** begin **

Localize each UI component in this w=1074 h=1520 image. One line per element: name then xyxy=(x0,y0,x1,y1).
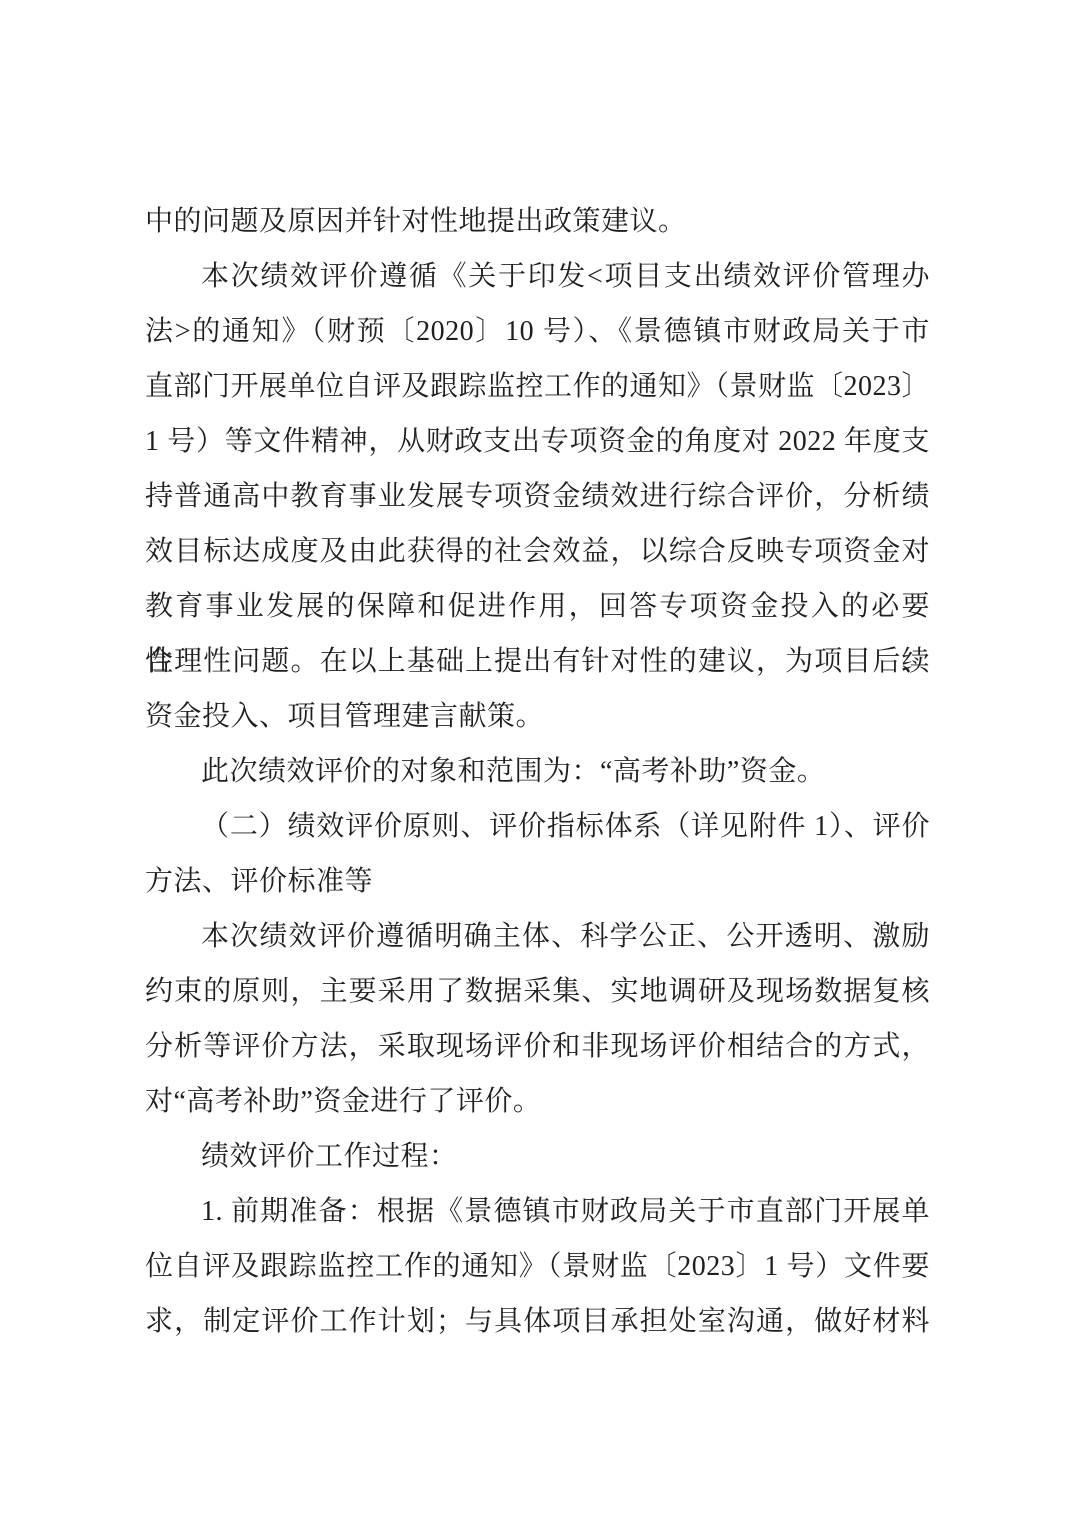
document-line: 法>的通知》（财预〔2020〕10 号）、《景德镇市财政局关于市 xyxy=(145,304,930,359)
document-line: 1 号）等文件精神，从财政支出专项资金的角度对 2022 年度支 xyxy=(145,414,930,469)
document-line: 位自评及跟踪监控工作的通知》（景财监〔2023〕1 号）文件要 xyxy=(145,1239,930,1294)
document-line: 求，制定评价工作计划；与具体项目承担处室沟通，做好材料 xyxy=(145,1294,930,1349)
document-line: 资金投入、项目管理建言献策。 xyxy=(145,689,930,744)
document-line: 效目标达成度及由此获得的社会效益，以综合反映专项资金对 xyxy=(145,524,930,579)
document-line: 此次绩效评价的对象和范围为：“高考补助”资金。 xyxy=(145,744,930,799)
document-line: 方法、评价标准等 xyxy=(145,854,930,909)
document-line: 约束的原则，主要采用了数据采集、实地调研及现场数据复核 xyxy=(145,964,930,1019)
document-line: （二）绩效评价原则、评价指标体系（详见附件 1）、评价 xyxy=(145,799,930,854)
document-line: 合理性问题。在以上基础上提出有针对性的建议，为项目后续 xyxy=(145,634,930,689)
document-page: 中的问题及原因并针对性地提出政策建议。本次绩效评价遵循《关于印发<项目支出绩效评… xyxy=(0,0,1074,1520)
document-text-block: 中的问题及原因并针对性地提出政策建议。本次绩效评价遵循《关于印发<项目支出绩效评… xyxy=(145,194,930,1349)
document-line: 本次绩效评价遵循《关于印发<项目支出绩效评价管理办 xyxy=(145,249,930,304)
document-line: 持普通高中教育事业发展专项资金绩效进行综合评价，分析绩 xyxy=(145,469,930,524)
document-line: 对“高考补助”资金进行了评价。 xyxy=(145,1074,930,1129)
document-line: 绩效评价工作过程： xyxy=(145,1129,930,1184)
document-line: 分析等评价方法，采取现场评价和非现场评价相结合的方式， xyxy=(145,1019,930,1074)
document-line: 直部门开展单位自评及跟踪监控工作的通知》（景财监〔2023〕 xyxy=(145,359,930,414)
document-line: 1. 前期准备：根据《景德镇市财政局关于市直部门开展单 xyxy=(145,1184,930,1239)
document-line: 教育事业发展的保障和促进作用，回答专项资金投入的必要性、 xyxy=(145,579,930,634)
document-line: 中的问题及原因并针对性地提出政策建议。 xyxy=(145,194,930,249)
document-line: 本次绩效评价遵循明确主体、科学公正、公开透明、激励 xyxy=(145,909,930,964)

** end **

THE REQUEST => Output the records from the line containing "document-line: 法>的通知》（财预〔2020〕10 号）、《景德镇市财政局关于市" up to and including the line containing "document-line: 位自评及跟踪监控工作的通知》（景财监〔2023〕1 号）文件要", exactly as they appear.

WRITTEN RESPONSE =>
document-line: 法>的通知》（财预〔2020〕10 号）、《景德镇市财政局关于市 xyxy=(145,304,930,359)
document-line: 1 号）等文件精神，从财政支出专项资金的角度对 2022 年度支 xyxy=(145,414,930,469)
document-line: 位自评及跟踪监控工作的通知》（景财监〔2023〕1 号）文件要 xyxy=(145,1239,930,1294)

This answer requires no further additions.